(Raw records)
• • • •

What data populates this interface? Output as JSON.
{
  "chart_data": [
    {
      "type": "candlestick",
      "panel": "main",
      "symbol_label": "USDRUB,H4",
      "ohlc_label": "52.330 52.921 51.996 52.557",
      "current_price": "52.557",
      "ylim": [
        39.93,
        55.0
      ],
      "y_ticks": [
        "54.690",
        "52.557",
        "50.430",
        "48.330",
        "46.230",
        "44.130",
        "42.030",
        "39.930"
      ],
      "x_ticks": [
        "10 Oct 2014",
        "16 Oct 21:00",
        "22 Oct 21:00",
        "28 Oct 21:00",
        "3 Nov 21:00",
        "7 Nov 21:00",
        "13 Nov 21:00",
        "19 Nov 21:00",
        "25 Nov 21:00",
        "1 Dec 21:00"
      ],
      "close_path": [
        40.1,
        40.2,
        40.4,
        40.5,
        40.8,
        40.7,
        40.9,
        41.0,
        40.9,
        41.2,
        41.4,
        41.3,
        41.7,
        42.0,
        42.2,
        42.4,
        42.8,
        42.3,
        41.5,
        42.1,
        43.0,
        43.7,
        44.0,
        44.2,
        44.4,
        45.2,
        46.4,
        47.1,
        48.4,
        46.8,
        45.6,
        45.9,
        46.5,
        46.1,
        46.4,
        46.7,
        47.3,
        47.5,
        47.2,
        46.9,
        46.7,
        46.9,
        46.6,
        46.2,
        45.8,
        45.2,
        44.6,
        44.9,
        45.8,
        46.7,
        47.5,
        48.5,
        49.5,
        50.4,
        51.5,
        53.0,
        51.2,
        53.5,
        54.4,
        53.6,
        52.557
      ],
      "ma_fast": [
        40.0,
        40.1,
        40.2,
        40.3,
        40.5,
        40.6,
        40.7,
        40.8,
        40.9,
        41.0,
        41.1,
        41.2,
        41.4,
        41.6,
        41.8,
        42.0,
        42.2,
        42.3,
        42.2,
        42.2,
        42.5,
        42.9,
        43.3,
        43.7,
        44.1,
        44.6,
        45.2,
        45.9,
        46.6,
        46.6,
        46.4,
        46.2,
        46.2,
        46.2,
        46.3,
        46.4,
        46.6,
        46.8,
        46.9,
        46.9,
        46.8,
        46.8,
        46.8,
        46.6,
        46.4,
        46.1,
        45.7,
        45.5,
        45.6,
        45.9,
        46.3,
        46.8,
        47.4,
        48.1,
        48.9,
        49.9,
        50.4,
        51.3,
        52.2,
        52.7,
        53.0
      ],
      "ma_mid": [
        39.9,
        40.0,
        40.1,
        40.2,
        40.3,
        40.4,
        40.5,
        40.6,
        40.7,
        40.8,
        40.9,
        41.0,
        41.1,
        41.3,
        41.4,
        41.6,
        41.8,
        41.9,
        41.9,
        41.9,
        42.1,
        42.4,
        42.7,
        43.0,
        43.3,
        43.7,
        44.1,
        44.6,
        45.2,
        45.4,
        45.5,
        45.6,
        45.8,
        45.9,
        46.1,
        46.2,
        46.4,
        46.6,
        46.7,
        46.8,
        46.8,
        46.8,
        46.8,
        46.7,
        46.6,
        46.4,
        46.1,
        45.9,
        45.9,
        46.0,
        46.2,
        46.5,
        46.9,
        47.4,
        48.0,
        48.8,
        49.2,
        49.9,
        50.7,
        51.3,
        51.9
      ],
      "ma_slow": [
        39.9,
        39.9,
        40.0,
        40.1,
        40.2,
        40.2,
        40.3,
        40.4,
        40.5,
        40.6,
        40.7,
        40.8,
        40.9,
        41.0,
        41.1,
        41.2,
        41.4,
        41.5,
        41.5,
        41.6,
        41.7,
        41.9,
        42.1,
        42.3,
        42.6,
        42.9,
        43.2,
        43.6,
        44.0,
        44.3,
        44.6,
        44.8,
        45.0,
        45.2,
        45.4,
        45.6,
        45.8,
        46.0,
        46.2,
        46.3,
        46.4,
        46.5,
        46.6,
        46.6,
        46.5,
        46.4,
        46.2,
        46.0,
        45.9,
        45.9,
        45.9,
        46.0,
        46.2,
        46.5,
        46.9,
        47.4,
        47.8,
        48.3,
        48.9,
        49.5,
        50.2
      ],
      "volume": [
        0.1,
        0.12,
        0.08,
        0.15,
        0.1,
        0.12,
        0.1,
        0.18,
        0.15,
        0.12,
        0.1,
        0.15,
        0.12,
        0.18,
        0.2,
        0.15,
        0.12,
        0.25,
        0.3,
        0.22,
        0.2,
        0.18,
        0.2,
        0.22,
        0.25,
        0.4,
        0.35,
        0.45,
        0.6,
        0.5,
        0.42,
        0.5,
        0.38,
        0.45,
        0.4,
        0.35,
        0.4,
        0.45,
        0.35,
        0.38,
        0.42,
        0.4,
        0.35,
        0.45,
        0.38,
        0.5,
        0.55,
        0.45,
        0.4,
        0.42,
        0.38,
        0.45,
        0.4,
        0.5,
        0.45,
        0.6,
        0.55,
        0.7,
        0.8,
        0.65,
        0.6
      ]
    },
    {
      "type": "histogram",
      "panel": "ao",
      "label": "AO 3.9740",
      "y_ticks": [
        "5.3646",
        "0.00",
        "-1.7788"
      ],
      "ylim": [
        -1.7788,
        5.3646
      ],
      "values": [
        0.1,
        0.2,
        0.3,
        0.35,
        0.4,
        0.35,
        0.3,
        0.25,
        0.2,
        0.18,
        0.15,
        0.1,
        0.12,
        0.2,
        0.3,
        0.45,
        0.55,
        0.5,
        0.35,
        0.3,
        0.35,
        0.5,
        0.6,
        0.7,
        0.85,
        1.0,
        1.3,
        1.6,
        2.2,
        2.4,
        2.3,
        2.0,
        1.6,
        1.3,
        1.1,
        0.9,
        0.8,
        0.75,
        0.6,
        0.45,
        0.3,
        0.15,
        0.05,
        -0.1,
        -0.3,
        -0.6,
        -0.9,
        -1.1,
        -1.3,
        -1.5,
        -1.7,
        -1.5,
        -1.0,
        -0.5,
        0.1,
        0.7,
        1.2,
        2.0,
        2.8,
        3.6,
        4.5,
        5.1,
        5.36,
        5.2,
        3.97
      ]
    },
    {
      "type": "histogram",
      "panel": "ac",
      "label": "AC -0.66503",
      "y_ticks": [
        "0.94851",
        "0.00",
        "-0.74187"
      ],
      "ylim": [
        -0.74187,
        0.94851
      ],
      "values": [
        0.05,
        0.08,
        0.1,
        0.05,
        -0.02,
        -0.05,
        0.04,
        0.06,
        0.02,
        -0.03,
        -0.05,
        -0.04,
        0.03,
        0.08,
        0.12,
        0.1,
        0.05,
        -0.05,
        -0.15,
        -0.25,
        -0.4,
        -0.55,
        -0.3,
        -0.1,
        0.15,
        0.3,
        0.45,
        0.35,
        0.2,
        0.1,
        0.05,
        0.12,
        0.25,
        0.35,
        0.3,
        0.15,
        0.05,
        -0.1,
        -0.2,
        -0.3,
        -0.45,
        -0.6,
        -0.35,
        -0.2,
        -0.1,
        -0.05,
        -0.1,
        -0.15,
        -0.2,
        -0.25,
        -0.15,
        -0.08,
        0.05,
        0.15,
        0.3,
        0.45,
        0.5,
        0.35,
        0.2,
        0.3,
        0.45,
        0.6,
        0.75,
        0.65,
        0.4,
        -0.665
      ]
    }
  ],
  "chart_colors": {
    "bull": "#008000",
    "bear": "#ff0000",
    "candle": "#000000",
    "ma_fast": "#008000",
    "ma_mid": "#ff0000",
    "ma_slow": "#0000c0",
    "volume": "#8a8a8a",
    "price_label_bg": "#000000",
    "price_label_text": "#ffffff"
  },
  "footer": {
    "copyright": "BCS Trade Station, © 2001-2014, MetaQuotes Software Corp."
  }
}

• • • •

Please repeat the material above, word for word and in full.

What data populates this interface? Output as JSON.
{
  "chart_data": [
    {
      "type": "candlestick",
      "panel": "main",
      "symbol_label": "USDRUB,H4",
      "ohlc_label": "52.330 52.921 51.996 52.557",
      "current_price": "52.557",
      "ylim": [
        39.93,
        55.0
      ],
      "y_ticks": [
        "54.690",
        "52.557",
        "50.430",
        "48.330",
        "46.230",
        "44.130",
        "42.030",
        "39.930"
      ],
      "x_ticks": [
        "10 Oct 2014",
        "16 Oct 21:00",
        "22 Oct 21:00",
        "28 Oct 21:00",
        "3 Nov 21:00",
        "7 Nov 21:00",
        "13 Nov 21:00",
        "19 Nov 21:00",
        "25 Nov 21:00",
        "1 Dec 21:00"
      ],
      "close_path": [
        40.1,
        40.2,
        40.4,
        40.5,
        40.8,
        40.7,
        40.9,
        41.0,
        40.9,
        41.2,
        41.4,
        41.3,
        41.7,
        42.0,
        42.2,
        42.4,
        42.8,
        42.3,
        41.5,
        42.1,
        43.0,
        43.7,
        44.0,
        44.2,
        44.4,
        45.2,
        46.4,
        47.1,
        48.4,
        46.8,
        45.6,
        45.9,
        46.5,
        46.1,
        46.4,
        46.7,
        47.3,
        47.5,
        47.2,
        46.9,
        46.7,
        46.9,
        46.6,
        46.2,
        45.8,
        45.2,
        44.6,
        44.9,
        45.8,
        46.7,
        47.5,
        48.5,
        49.5,
        50.4,
        51.5,
        53.0,
        51.2,
        53.5,
        54.4,
        53.6,
        52.557
      ],
      "ma_fast": [
        40.0,
        40.1,
        40.2,
        40.3,
        40.5,
        40.6,
        40.7,
        40.8,
        40.9,
        41.0,
        41.1,
        41.2,
        41.4,
        41.6,
        41.8,
        42.0,
        42.2,
        42.3,
        42.2,
        42.2,
        42.5,
        42.9,
        43.3,
        43.7,
        44.1,
        44.6,
        45.2,
        45.9,
        46.6,
        46.6,
        46.4,
        46.2,
        46.2,
        46.2,
        46.3,
        46.4,
        46.6,
        46.8,
        46.9,
        46.9,
        46.8,
        46.8,
        46.8,
        46.6,
        46.4,
        46.1,
        45.7,
        45.5,
        45.6,
        45.9,
        46.3,
        46.8,
        47.4,
        48.1,
        48.9,
        49.9,
        50.4,
        51.3,
        52.2,
        52.7,
        53.0
      ],
      "ma_mid": [
        39.9,
        40.0,
        40.1,
        40.2,
        40.3,
        40.4,
        40.5,
        40.6,
        40.7,
        40.8,
        40.9,
        41.0,
        41.1,
        41.3,
        41.4,
        41.6,
        41.8,
        41.9,
        41.9,
        41.9,
        42.1,
        42.4,
        42.7,
        43.0,
        43.3,
        43.7,
        44.1,
        44.6,
        45.2,
        45.4,
        45.5,
        45.6,
        45.8,
        45.9,
        46.1,
        46.2,
        46.4,
        46.6,
        46.7,
        46.8,
        46.8,
        46.8,
        46.8,
        46.7,
        46.6,
        46.4,
        46.1,
        45.9,
        45.9,
        46.0,
        46.2,
        46.5,
        46.9,
        47.4,
        48.0,
        48.8,
        49.2,
        49.9,
        50.7,
        51.3,
        51.9
      ],
      "ma_slow": [
        39.9,
        39.9,
        40.0,
        40.1,
        40.2,
        40.2,
        40.3,
        40.4,
        40.5,
        40.6,
        40.7,
        40.8,
        40.9,
        41.0,
        41.1,
        41.2,
        41.4,
        41.5,
        41.5,
        41.6,
        41.7,
        41.9,
        42.1,
        42.3,
        42.6,
        42.9,
        43.2,
        43.6,
        44.0,
        44.3,
        44.6,
        44.8,
        45.0,
        45.2,
        45.4,
        45.6,
        45.8,
        46.0,
        46.2,
        46.3,
        46.4,
        46.5,
        46.6,
        46.6,
        46.5,
        46.4,
        46.2,
        46.0,
        45.9,
        45.9,
        45.9,
        46.0,
        46.2,
        46.5,
        46.9,
        47.4,
        47.8,
        48.3,
        48.9,
        49.5,
        50.2
      ],
      "volume": [
        0.1,
        0.12,
        0.08,
        0.15,
        0.1,
        0.12,
        0.1,
        0.18,
        0.15,
        0.12,
        0.1,
        0.15,
        0.12,
        0.18,
        0.2,
        0.15,
        0.12,
        0.25,
        0.3,
        0.22,
        0.2,
        0.18,
        0.2,
        0.22,
        0.25,
        0.4,
        0.35,
        0.45,
        0.6,
        0.5,
        0.42,
        0.5,
        0.38,
        0.45,
        0.4,
        0.35,
        0.4,
        0.45,
        0.35,
        0.38,
        0.42,
        0.4,
        0.35,
        0.45,
        0.38,
        0.5,
        0.55,
        0.45,
        0.4,
        0.42,
        0.38,
        0.45,
        0.4,
        0.5,
        0.45,
        0.6,
        0.55,
        0.7,
        0.8,
        0.65,
        0.6
      ]
    },
    {
      "type": "histogram",
      "panel": "ao",
      "label": "AO 3.9740",
      "y_ticks": [
        "5.3646",
        "0.00",
        "-1.7788"
      ],
      "ylim": [
        -1.7788,
        5.3646
      ],
      "values": [
        0.1,
        0.2,
        0.3,
        0.35,
        0.4,
        0.35,
        0.3,
        0.25,
        0.2,
        0.18,
        0.15,
        0.1,
        0.12,
        0.2,
        0.3,
        0.45,
        0.55,
        0.5,
        0.35,
        0.3,
        0.35,
        0.5,
        0.6,
        0.7,
        0.85,
        1.0,
        1.3,
        1.6,
        2.2,
        2.4,
        2.3,
        2.0,
        1.6,
        1.3,
        1.1,
        0.9,
        0.8,
        0.75,
        0.6,
        0.45,
        0.3,
        0.15,
        0.05,
        -0.1,
        -0.3,
        -0.6,
        -0.9,
        -1.1,
        -1.3,
        -1.5,
        -1.7,
        -1.5,
        -1.0,
        -0.5,
        0.1,
        0.7,
        1.2,
        2.0,
        2.8,
        3.6,
        4.5,
        5.1,
        5.36,
        5.2,
        3.97
      ]
    },
    {
      "type": "histogram",
      "panel": "ac",
      "label": "AC -0.66503",
      "y_ticks": [
        "0.94851",
        "0.00",
        "-0.74187"
      ],
      "ylim": [
        -0.74187,
        0.94851
      ],
      "values": [
        0.05,
        0.08,
        0.1,
        0.05,
        -0.02,
        -0.05,
        0.04,
        0.06,
        0.02,
        -0.03,
        -0.05,
        -0.04,
        0.03,
        0.08,
        0.12,
        0.1,
        0.05,
        -0.05,
        -0.15,
        -0.25,
        -0.4,
        -0.55,
        -0.3,
        -0.1,
        0.15,
        0.3,
        0.45,
        0.35,
        0.2,
        0.1,
        0.05,
        0.12,
        0.25,
        0.35,
        0.3,
        0.15,
        0.05,
        -0.1,
        -0.2,
        -0.3,
        -0.45,
        -0.6,
        -0.35,
        -0.2,
        -0.1,
        -0.05,
        -0.1,
        -0.15,
        -0.2,
        -0.25,
        -0.15,
        -0.08,
        0.05,
        0.15,
        0.3,
        0.45,
        0.5,
        0.35,
        0.2,
        0.3,
        0.45,
        0.6,
        0.75,
        0.65,
        0.4,
        -0.665
      ]
    }
  ],
  "chart_colors": {
    "bull": "#008000",
    "bear": "#ff0000",
    "candle": "#000000",
    "ma_fast": "#008000",
    "ma_mid": "#ff0000",
    "ma_slow": "#0000c0",
    "volume": "#8a8a8a",
    "price_label_bg": "#000000",
    "price_label_text": "#ffffff"
  },
  "footer": {
    "copyright": "BCS Trade Station, © 2001-2014, MetaQuotes Software Corp."
  }
}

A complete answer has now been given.